[Data entries for graphics]
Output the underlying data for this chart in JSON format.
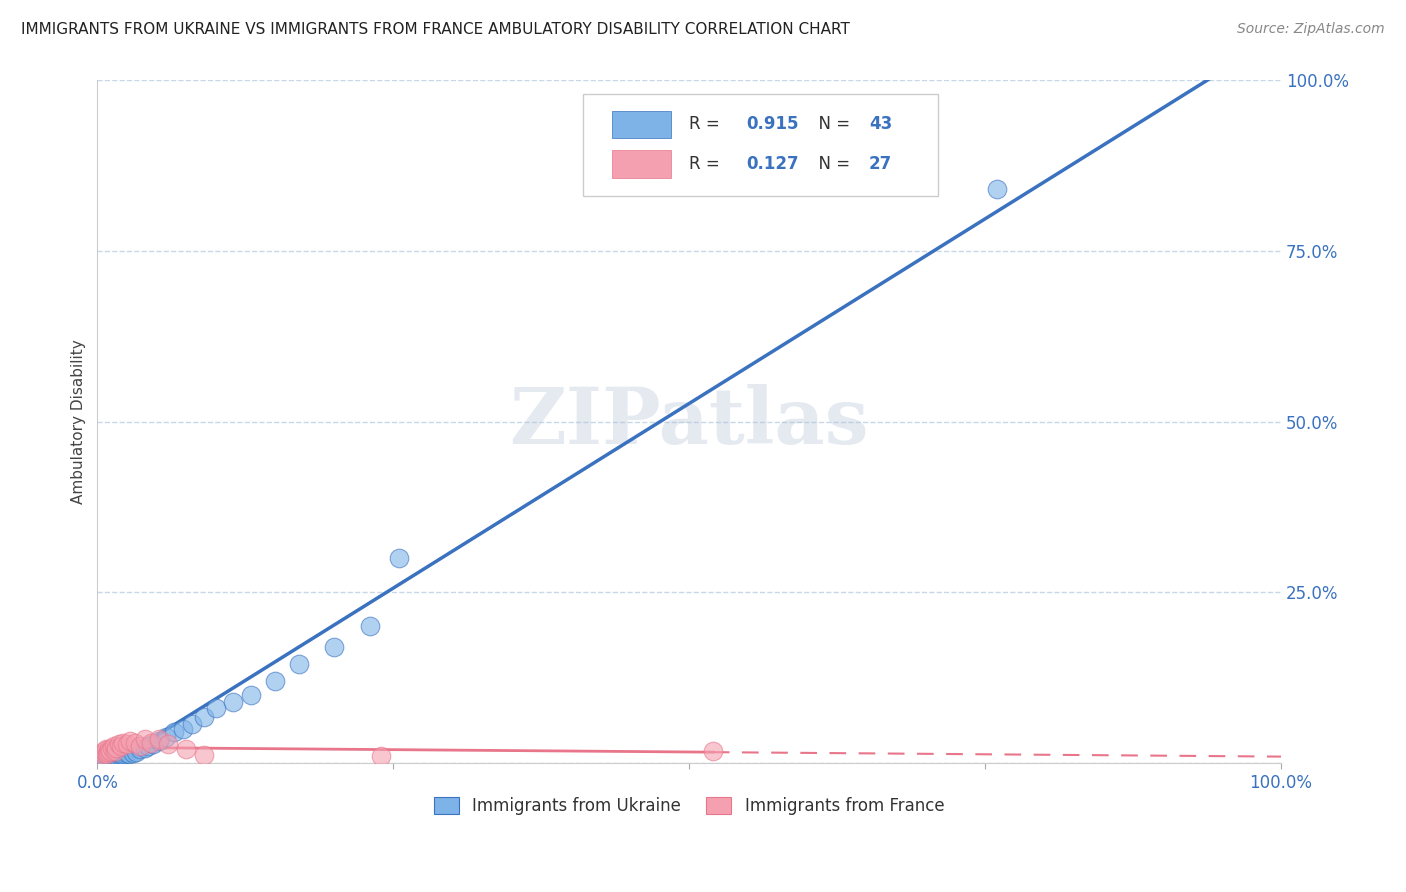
{
  "title": "IMMIGRANTS FROM UKRAINE VS IMMIGRANTS FROM FRANCE AMBULATORY DISABILITY CORRELATION CHART",
  "source": "Source: ZipAtlas.com",
  "ylabel": "Ambulatory Disability",
  "watermark": "ZIPatlas",
  "ukraine_R": 0.915,
  "ukraine_N": 43,
  "france_R": 0.127,
  "france_N": 27,
  "ukraine_scatter_color": "#7EB3E8",
  "france_scatter_color": "#F4A0B0",
  "ukraine_line_color": "#3A72C0",
  "france_line_color": "#E8758A",
  "legend_label_ukraine": "Immigrants from Ukraine",
  "legend_label_france": "Immigrants from France",
  "legend_text_color": "#3A72C0",
  "axis_tick_color": "#3A72C0",
  "title_color": "#222222",
  "source_color": "#888888",
  "grid_color": "#C8D8E8",
  "background_color": "#FFFFFF",
  "ukraine_scatter_x": [
    0.003,
    0.005,
    0.006,
    0.007,
    0.008,
    0.009,
    0.01,
    0.011,
    0.012,
    0.013,
    0.014,
    0.015,
    0.016,
    0.017,
    0.018,
    0.019,
    0.02,
    0.021,
    0.022,
    0.023,
    0.025,
    0.027,
    0.03,
    0.033,
    0.036,
    0.04,
    0.043,
    0.047,
    0.052,
    0.058,
    0.065,
    0.072,
    0.08,
    0.09,
    0.1,
    0.115,
    0.13,
    0.15,
    0.17,
    0.2,
    0.23,
    0.255,
    0.76
  ],
  "ukraine_scatter_y": [
    0.01,
    0.012,
    0.01,
    0.013,
    0.01,
    0.012,
    0.013,
    0.01,
    0.012,
    0.01,
    0.011,
    0.01,
    0.012,
    0.01,
    0.013,
    0.011,
    0.012,
    0.013,
    0.012,
    0.014,
    0.015,
    0.013,
    0.015,
    0.017,
    0.02,
    0.022,
    0.025,
    0.028,
    0.032,
    0.038,
    0.045,
    0.05,
    0.058,
    0.068,
    0.08,
    0.09,
    0.1,
    0.12,
    0.145,
    0.17,
    0.2,
    0.3,
    0.84
  ],
  "france_scatter_x": [
    0.003,
    0.005,
    0.006,
    0.007,
    0.008,
    0.009,
    0.01,
    0.011,
    0.012,
    0.014,
    0.015,
    0.016,
    0.018,
    0.02,
    0.022,
    0.025,
    0.028,
    0.032,
    0.036,
    0.04,
    0.045,
    0.052,
    0.06,
    0.075,
    0.09,
    0.24,
    0.52
  ],
  "france_scatter_y": [
    0.012,
    0.015,
    0.018,
    0.02,
    0.013,
    0.016,
    0.02,
    0.018,
    0.022,
    0.025,
    0.018,
    0.022,
    0.028,
    0.025,
    0.03,
    0.028,
    0.032,
    0.03,
    0.025,
    0.035,
    0.03,
    0.035,
    0.028,
    0.02,
    0.012,
    0.01,
    0.018
  ],
  "ukraine_line_x0": 0.0,
  "ukraine_line_y0": 0.0,
  "ukraine_line_x1": 1.0,
  "ukraine_line_y1": 1.0,
  "france_line_x0": 0.0,
  "france_line_x1": 1.0,
  "xlim": [
    0.0,
    1.0
  ],
  "ylim": [
    0.0,
    1.0
  ],
  "ytick_vals": [
    0.0,
    0.25,
    0.5,
    0.75,
    1.0
  ],
  "ytick_labels": [
    "",
    "25.0%",
    "50.0%",
    "75.0%",
    "100.0%"
  ],
  "xtick_vals": [
    0.0,
    0.25,
    0.5,
    0.75,
    1.0
  ],
  "xtick_labels": [
    "0.0%",
    "",
    "",
    "",
    "100.0%"
  ]
}
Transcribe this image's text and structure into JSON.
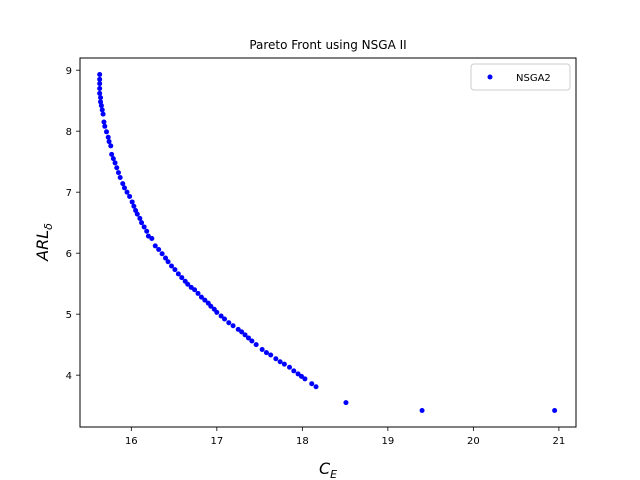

**Short task**
Nothing in the entries above should change when they are printed again, except that the pictures are dropped.

**Output for this exercise**
Output the underlying data for this chart in JSON format.
{
  "title": "IMMIGRANTS FROM UKRAINE VS IMMIGRANTS FROM FRANCE AMBULATORY DISABILITY CORRELATION CHART",
  "source": "Source: ZipAtlas.com",
  "ylabel": "Ambulatory Disability",
  "watermark": "ZIPatlas",
  "ukraine_R": 0.915,
  "ukraine_N": 43,
  "france_R": 0.127,
  "france_N": 27,
  "ukraine_scatter_color": "#7EB3E8",
  "france_scatter_color": "#F4A0B0",
  "ukraine_line_color": "#3A72C0",
  "france_line_color": "#E8758A",
  "legend_label_ukraine": "Immigrants from Ukraine",
  "legend_label_france": "Immigrants from France",
  "legend_text_color": "#3A72C0",
  "axis_tick_color": "#3A72C0",
  "title_color": "#222222",
  "source_color": "#888888",
  "grid_color": "#C8D8E8",
  "background_color": "#FFFFFF",
  "ukraine_scatter_x": [
    0.003,
    0.005,
    0.006,
    0.007,
    0.008,
    0.009,
    0.01,
    0.011,
    0.012,
    0.013,
    0.014,
    0.015,
    0.016,
    0.017,
    0.018,
    0.019,
    0.02,
    0.021,
    0.022,
    0.023,
    0.025,
    0.027,
    0.03,
    0.033,
    0.036,
    0.04,
    0.043,
    0.047,
    0.052,
    0.058,
    0.065,
    0.072,
    0.08,
    0.09,
    0.1,
    0.115,
    0.13,
    0.15,
    0.17,
    0.2,
    0.23,
    0.255,
    0.76
  ],
  "ukraine_scatter_y": [
    0.01,
    0.012,
    0.01,
    0.013,
    0.01,
    0.012,
    0.013,
    0.01,
    0.012,
    0.01,
    0.011,
    0.01,
    0.012,
    0.01,
    0.013,
    0.011,
    0.012,
    0.013,
    0.012,
    0.014,
    0.015,
    0.013,
    0.015,
    0.017,
    0.02,
    0.022,
    0.025,
    0.028,
    0.032,
    0.038,
    0.045,
    0.05,
    0.058,
    0.068,
    0.08,
    0.09,
    0.1,
    0.12,
    0.145,
    0.17,
    0.2,
    0.3,
    0.84
  ],
  "france_scatter_x": [
    0.003,
    0.005,
    0.006,
    0.007,
    0.008,
    0.009,
    0.01,
    0.011,
    0.012,
    0.014,
    0.015,
    0.016,
    0.018,
    0.02,
    0.022,
    0.025,
    0.028,
    0.032,
    0.036,
    0.04,
    0.045,
    0.052,
    0.06,
    0.075,
    0.09,
    0.24,
    0.52
  ],
  "france_scatter_y": [
    0.012,
    0.015,
    0.018,
    0.02,
    0.013,
    0.016,
    0.02,
    0.018,
    0.022,
    0.025,
    0.018,
    0.022,
    0.028,
    0.025,
    0.03,
    0.028,
    0.032,
    0.03,
    0.025,
    0.035,
    0.03,
    0.035,
    0.028,
    0.02,
    0.012,
    0.01,
    0.018
  ],
  "ukraine_line_x0": 0.0,
  "ukraine_line_y0": 0.0,
  "ukraine_line_x1": 1.0,
  "ukraine_line_y1": 1.0,
  "france_line_x0": 0.0,
  "france_line_x1": 1.0,
  "xlim": [
    0.0,
    1.0
  ],
  "ylim": [
    0.0,
    1.0
  ],
  "ytick_vals": [
    0.0,
    0.25,
    0.5,
    0.75,
    1.0
  ],
  "ytick_labels": [
    "",
    "25.0%",
    "50.0%",
    "75.0%",
    "100.0%"
  ],
  "xtick_vals": [
    0.0,
    0.25,
    0.5,
    0.75,
    1.0
  ],
  "xtick_labels": [
    "0.0%",
    "",
    "",
    "",
    "100.0%"
  ]
}
Transcribe this image's text and structure into JSON.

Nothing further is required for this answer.